**Ihre Aufgabe:**
Ändern Sie im Textauszug über Selbstmitgefühl überall „Selbstkritik“ zu „Selbstverurteilung“. Geben Sie den Abschnitt wieder, beginnend bei den Worten „Wie steht es“ und endend nach „gerade verlassen wurde?“.

**Ausgewählter Textauszug:**
==============================

Wie steht es eigentlich um dein Selbstmitgefühl?
Oder mal anders gefragt:
Wie oft gehst du mit dir selbst nach einem Fehler extrem hart ins Gericht?
Manchmal lassen wir schon bei der kleinsten Abweichung von unseren Idealvorstellungen Selbstkritik aus vollen Eimern auf uns niederprasseln.
Tut uns das gut?
Nein.
Immerhin folgen auf diese Selbstkritik in der Regel unangenehme Gefühle wie Schuld, Scham oder Angst.
Würden wir eine gute Freundin so dermaßen niedermachen, wenn sie durch eine Prüfung gefallen ist oder gerade verlassen wurde?
Wieder nein.
Aber warum springen wir dann mit uns selbst so um?
Die amerikanische Psychologin Kristin Neff beschäftigt sich eingehend mit diesem Thema.
Ihre Definition von Selbstmitgefühl sehen wir uns in diesem Artikel genauer an. Hier werden übrigens auch ein paar Studien zum Selbstmitgefühl beschrieben, falls du noch weiterlesen möchtest.
Selbstmitgefühl – Was ist das?

==============================

**Bereitgestellte Daten:**
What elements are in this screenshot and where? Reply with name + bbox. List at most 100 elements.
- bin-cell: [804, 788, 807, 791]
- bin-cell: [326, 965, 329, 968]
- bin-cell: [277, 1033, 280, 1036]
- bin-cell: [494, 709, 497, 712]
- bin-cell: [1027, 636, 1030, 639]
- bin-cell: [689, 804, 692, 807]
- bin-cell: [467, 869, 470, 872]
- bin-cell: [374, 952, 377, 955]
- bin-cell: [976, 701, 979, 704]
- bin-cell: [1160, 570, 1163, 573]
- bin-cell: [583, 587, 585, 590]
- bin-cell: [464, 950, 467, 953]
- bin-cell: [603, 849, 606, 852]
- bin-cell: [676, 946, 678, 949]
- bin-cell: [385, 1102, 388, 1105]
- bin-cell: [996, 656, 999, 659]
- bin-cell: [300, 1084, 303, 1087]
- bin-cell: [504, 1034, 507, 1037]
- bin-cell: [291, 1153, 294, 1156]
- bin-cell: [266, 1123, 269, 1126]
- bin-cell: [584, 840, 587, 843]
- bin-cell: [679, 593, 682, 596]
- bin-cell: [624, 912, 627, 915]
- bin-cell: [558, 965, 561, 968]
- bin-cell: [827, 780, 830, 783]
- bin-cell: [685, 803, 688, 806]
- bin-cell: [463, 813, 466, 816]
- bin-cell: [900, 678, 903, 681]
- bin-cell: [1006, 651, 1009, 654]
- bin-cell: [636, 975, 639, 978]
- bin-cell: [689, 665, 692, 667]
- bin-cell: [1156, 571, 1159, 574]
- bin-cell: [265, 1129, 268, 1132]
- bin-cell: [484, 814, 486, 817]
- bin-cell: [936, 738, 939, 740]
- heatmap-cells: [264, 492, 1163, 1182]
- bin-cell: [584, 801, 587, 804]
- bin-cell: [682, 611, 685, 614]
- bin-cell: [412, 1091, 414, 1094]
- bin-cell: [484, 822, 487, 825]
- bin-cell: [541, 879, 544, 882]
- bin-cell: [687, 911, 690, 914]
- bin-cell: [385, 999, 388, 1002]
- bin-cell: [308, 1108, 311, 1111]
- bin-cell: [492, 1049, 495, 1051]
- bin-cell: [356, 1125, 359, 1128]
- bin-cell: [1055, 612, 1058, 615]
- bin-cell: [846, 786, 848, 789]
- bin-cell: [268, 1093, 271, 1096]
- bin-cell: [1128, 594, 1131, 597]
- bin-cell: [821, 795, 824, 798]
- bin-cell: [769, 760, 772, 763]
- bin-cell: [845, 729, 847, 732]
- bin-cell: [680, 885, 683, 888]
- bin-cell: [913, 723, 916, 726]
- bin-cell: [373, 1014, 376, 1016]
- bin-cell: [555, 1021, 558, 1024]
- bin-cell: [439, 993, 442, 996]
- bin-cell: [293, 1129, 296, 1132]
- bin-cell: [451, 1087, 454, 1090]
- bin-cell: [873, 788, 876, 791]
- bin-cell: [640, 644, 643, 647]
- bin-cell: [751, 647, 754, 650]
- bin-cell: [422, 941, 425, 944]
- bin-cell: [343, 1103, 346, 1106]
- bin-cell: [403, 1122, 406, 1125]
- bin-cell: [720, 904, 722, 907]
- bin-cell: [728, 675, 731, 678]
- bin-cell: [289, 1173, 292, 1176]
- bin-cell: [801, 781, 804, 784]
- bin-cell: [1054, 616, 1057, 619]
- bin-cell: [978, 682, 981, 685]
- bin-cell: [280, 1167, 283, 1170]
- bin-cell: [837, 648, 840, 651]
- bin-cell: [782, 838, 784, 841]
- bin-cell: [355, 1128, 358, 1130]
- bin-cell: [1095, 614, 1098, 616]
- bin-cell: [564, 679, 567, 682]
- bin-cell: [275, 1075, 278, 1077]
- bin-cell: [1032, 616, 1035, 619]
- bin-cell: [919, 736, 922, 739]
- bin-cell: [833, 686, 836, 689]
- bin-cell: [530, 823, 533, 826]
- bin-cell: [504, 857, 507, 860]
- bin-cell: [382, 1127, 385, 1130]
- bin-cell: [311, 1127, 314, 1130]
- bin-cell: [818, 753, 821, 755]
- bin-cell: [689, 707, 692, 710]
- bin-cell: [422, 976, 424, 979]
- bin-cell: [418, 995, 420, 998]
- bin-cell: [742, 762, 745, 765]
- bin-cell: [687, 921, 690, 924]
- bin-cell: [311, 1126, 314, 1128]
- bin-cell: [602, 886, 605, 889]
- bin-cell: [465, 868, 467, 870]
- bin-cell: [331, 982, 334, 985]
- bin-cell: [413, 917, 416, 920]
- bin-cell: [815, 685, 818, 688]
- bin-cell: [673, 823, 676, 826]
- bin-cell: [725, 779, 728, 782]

==============================

**Schriftliche Lösung:**
Wie steht es eigentlich um dein Selbstmitgefühl?
Oder mal anders gefragt:
Wie oft gehst du mit dir selbst nach einem Fehler extrem hart ins Gericht?
Manchmal lassen wir schon bei der kleinsten Abweichung von unseren Idealvorstellungen Selbstverurteilung aus vollen Eimern auf uns niederprasseln.
Tut uns das gut?
Nein.
Immerhin folgen auf diese Selbstverurteilung in der Regel unangenehme Gefühle wie Schuld, Scham oder Angst.
Würden wir eine gute Freundin so dermaßen niedermachen, wenn sie durch eine Prüfung gefallen ist oder gerade verlassen wurde?